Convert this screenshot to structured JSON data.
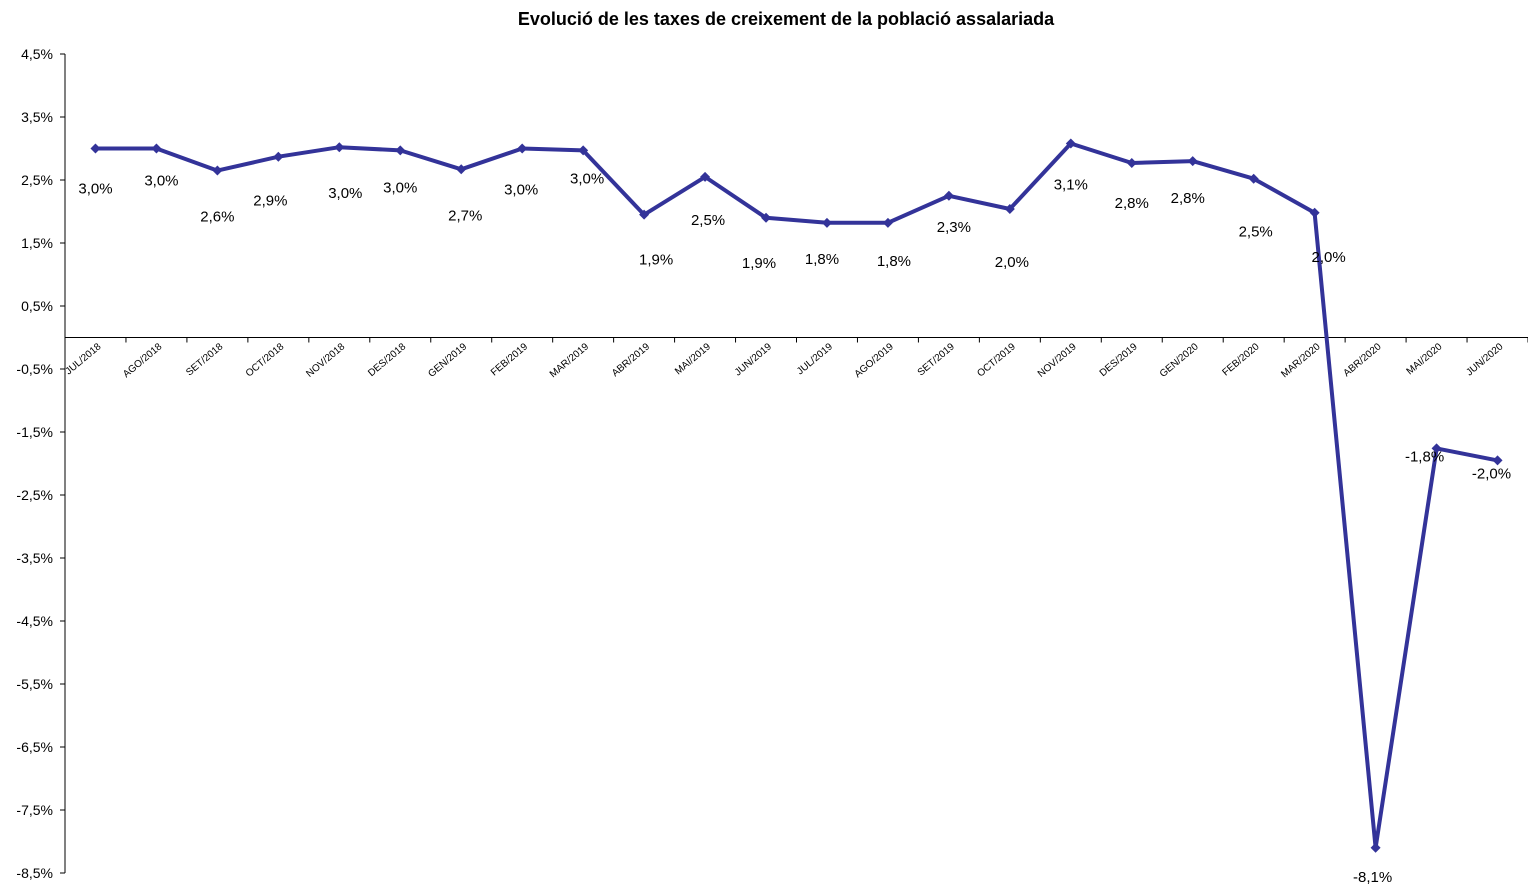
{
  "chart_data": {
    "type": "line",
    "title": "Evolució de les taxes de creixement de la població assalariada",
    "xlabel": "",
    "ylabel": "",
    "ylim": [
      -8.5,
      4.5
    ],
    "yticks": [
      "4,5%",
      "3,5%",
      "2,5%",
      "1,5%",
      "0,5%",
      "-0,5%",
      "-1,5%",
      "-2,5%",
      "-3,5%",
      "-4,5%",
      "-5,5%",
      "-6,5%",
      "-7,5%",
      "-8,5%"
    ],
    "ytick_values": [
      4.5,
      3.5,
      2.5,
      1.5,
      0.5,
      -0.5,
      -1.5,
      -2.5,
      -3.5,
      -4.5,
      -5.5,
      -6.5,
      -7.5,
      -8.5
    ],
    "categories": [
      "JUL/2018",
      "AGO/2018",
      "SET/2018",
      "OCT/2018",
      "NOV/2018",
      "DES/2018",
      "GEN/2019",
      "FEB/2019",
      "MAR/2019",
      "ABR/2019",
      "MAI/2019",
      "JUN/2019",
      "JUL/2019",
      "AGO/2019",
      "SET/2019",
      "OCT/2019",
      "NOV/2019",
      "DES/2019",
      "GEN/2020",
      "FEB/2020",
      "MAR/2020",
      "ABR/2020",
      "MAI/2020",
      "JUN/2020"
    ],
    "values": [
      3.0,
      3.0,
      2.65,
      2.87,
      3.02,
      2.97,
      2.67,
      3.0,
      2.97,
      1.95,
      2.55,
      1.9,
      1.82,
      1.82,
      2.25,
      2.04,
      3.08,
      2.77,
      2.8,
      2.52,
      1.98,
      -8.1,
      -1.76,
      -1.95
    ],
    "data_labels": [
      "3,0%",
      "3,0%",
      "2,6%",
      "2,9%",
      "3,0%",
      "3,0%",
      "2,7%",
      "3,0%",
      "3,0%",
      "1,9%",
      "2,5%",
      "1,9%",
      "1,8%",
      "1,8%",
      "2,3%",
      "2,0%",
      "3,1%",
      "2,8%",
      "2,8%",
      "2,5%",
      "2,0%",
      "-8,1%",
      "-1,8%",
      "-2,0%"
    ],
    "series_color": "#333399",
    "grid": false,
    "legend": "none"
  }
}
■ ■ ■ ■ ■
Reproduce every entry exactly, but omit each picture.

Answer to the task –
Convert this screenshot to structured JSON data.
{
  "chart_data": {
    "type": "line",
    "title": "Evolució de les taxes de creixement de la població assalariada",
    "xlabel": "",
    "ylabel": "",
    "ylim": [
      -8.5,
      4.5
    ],
    "yticks": [
      "4,5%",
      "3,5%",
      "2,5%",
      "1,5%",
      "0,5%",
      "-0,5%",
      "-1,5%",
      "-2,5%",
      "-3,5%",
      "-4,5%",
      "-5,5%",
      "-6,5%",
      "-7,5%",
      "-8,5%"
    ],
    "ytick_values": [
      4.5,
      3.5,
      2.5,
      1.5,
      0.5,
      -0.5,
      -1.5,
      -2.5,
      -3.5,
      -4.5,
      -5.5,
      -6.5,
      -7.5,
      -8.5
    ],
    "categories": [
      "JUL/2018",
      "AGO/2018",
      "SET/2018",
      "OCT/2018",
      "NOV/2018",
      "DES/2018",
      "GEN/2019",
      "FEB/2019",
      "MAR/2019",
      "ABR/2019",
      "MAI/2019",
      "JUN/2019",
      "JUL/2019",
      "AGO/2019",
      "SET/2019",
      "OCT/2019",
      "NOV/2019",
      "DES/2019",
      "GEN/2020",
      "FEB/2020",
      "MAR/2020",
      "ABR/2020",
      "MAI/2020",
      "JUN/2020"
    ],
    "values": [
      3.0,
      3.0,
      2.65,
      2.87,
      3.02,
      2.97,
      2.67,
      3.0,
      2.97,
      1.95,
      2.55,
      1.9,
      1.82,
      1.82,
      2.25,
      2.04,
      3.08,
      2.77,
      2.8,
      2.52,
      1.98,
      -8.1,
      -1.76,
      -1.95
    ],
    "data_labels": [
      "3,0%",
      "3,0%",
      "2,6%",
      "2,9%",
      "3,0%",
      "3,0%",
      "2,7%",
      "3,0%",
      "3,0%",
      "1,9%",
      "2,5%",
      "1,9%",
      "1,8%",
      "1,8%",
      "2,3%",
      "2,0%",
      "3,1%",
      "2,8%",
      "2,8%",
      "2,5%",
      "2,0%",
      "-8,1%",
      "-1,8%",
      "-2,0%"
    ],
    "series_color": "#333399",
    "grid": false,
    "legend": "none"
  }
}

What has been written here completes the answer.